● **What the task requires**
Give an exact copy of every line, leaving images out.
____ Given data
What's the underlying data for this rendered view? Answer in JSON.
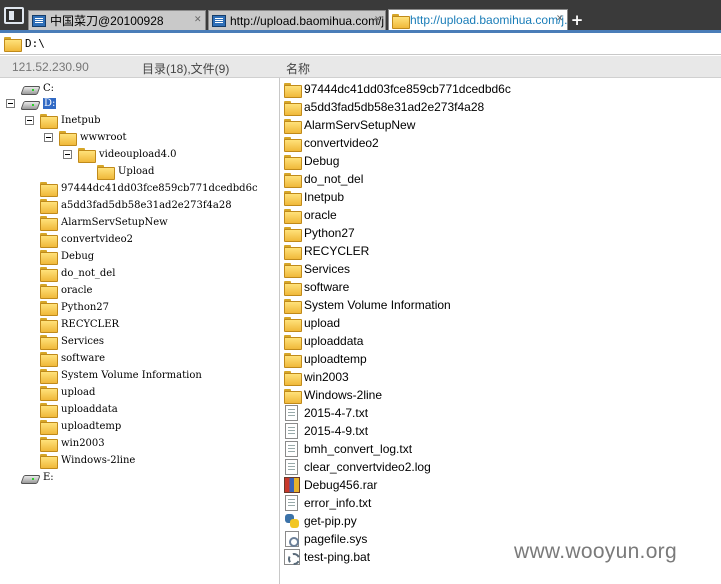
{
  "tabs": [
    {
      "label": "中国菜刀@20100928",
      "icon": "window-icon"
    },
    {
      "label": "http://upload.baomihua.com/j...",
      "icon": "window-icon"
    },
    {
      "label": "http://upload.baomihua.com/j...",
      "icon": "folder-icon",
      "active": true
    }
  ],
  "add_tab_label": "+",
  "path": "D:\\",
  "header": {
    "ip": "121.52.230.90",
    "counts": "目录(18),文件(9)",
    "name_col": "名称"
  },
  "tree": {
    "drives": [
      "C:",
      "D:",
      "E:"
    ],
    "nodes": [
      "Inetpub",
      "wwwroot",
      "videoupload4.0",
      "Upload"
    ],
    "d_children": [
      "97444dc41dd03fce859cb771dcedbd6c",
      "a5dd3fad5db58e31ad2e273f4a28",
      "AlarmServSetupNew",
      "convertvideo2",
      "Debug",
      "do_not_del",
      "oracle",
      "Python27",
      "RECYCLER",
      "Services",
      "software",
      "System Volume Information",
      "upload",
      "uploaddata",
      "uploadtemp",
      "win2003",
      "Windows-2line"
    ]
  },
  "list": {
    "folders": [
      "97444dc41dd03fce859cb771dcedbd6c",
      "a5dd3fad5db58e31ad2e273f4a28",
      "AlarmServSetupNew",
      "convertvideo2",
      "Debug",
      "do_not_del",
      "Inetpub",
      "oracle",
      "Python27",
      "RECYCLER",
      "Services",
      "software",
      "System Volume Information",
      "upload",
      "uploaddata",
      "uploadtemp",
      "win2003",
      "Windows-2line"
    ],
    "files": [
      {
        "name": "2015-4-7.txt",
        "icon": "text-file-icon"
      },
      {
        "name": "2015-4-9.txt",
        "icon": "text-file-icon"
      },
      {
        "name": "bmh_convert_log.txt",
        "icon": "text-file-icon"
      },
      {
        "name": "clear_convertvideo2.log",
        "icon": "text-file-icon"
      },
      {
        "name": "Debug456.rar",
        "icon": "rar-archive-icon"
      },
      {
        "name": "error_info.txt",
        "icon": "text-file-icon"
      },
      {
        "name": "get-pip.py",
        "icon": "python-file-icon"
      },
      {
        "name": "pagefile.sys",
        "icon": "system-file-icon"
      },
      {
        "name": "test-ping.bat",
        "icon": "batch-file-icon"
      }
    ]
  },
  "watermark": "www.wooyun.org",
  "colors": {
    "tab_active_text": "#1a7db8",
    "selection": "#316ac5",
    "tabbar_bg": "#3a3a3a",
    "accent_bar": "#4a7db8"
  }
}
________
● **Answer to the problem**
What's the underlying data for this rendered view? Answer in JSON.
{
  "tabs": [
    {
      "label": "中国菜刀@20100928",
      "icon": "window-icon"
    },
    {
      "label": "http://upload.baomihua.com/j...",
      "icon": "window-icon"
    },
    {
      "label": "http://upload.baomihua.com/j...",
      "icon": "folder-icon",
      "active": true
    }
  ],
  "add_tab_label": "+",
  "path": "D:\\",
  "header": {
    "ip": "121.52.230.90",
    "counts": "目录(18),文件(9)",
    "name_col": "名称"
  },
  "tree": {
    "drives": [
      "C:",
      "D:",
      "E:"
    ],
    "nodes": [
      "Inetpub",
      "wwwroot",
      "videoupload4.0",
      "Upload"
    ],
    "d_children": [
      "97444dc41dd03fce859cb771dcedbd6c",
      "a5dd3fad5db58e31ad2e273f4a28",
      "AlarmServSetupNew",
      "convertvideo2",
      "Debug",
      "do_not_del",
      "oracle",
      "Python27",
      "RECYCLER",
      "Services",
      "software",
      "System Volume Information",
      "upload",
      "uploaddata",
      "uploadtemp",
      "win2003",
      "Windows-2line"
    ]
  },
  "list": {
    "folders": [
      "97444dc41dd03fce859cb771dcedbd6c",
      "a5dd3fad5db58e31ad2e273f4a28",
      "AlarmServSetupNew",
      "convertvideo2",
      "Debug",
      "do_not_del",
      "Inetpub",
      "oracle",
      "Python27",
      "RECYCLER",
      "Services",
      "software",
      "System Volume Information",
      "upload",
      "uploaddata",
      "uploadtemp",
      "win2003",
      "Windows-2line"
    ],
    "files": [
      {
        "name": "2015-4-7.txt",
        "icon": "text-file-icon"
      },
      {
        "name": "2015-4-9.txt",
        "icon": "text-file-icon"
      },
      {
        "name": "bmh_convert_log.txt",
        "icon": "text-file-icon"
      },
      {
        "name": "clear_convertvideo2.log",
        "icon": "text-file-icon"
      },
      {
        "name": "Debug456.rar",
        "icon": "rar-archive-icon"
      },
      {
        "name": "error_info.txt",
        "icon": "text-file-icon"
      },
      {
        "name": "get-pip.py",
        "icon": "python-file-icon"
      },
      {
        "name": "pagefile.sys",
        "icon": "system-file-icon"
      },
      {
        "name": "test-ping.bat",
        "icon": "batch-file-icon"
      }
    ]
  },
  "watermark": "www.wooyun.org",
  "colors": {
    "tab_active_text": "#1a7db8",
    "selection": "#316ac5",
    "tabbar_bg": "#3a3a3a",
    "accent_bar": "#4a7db8"
  }
}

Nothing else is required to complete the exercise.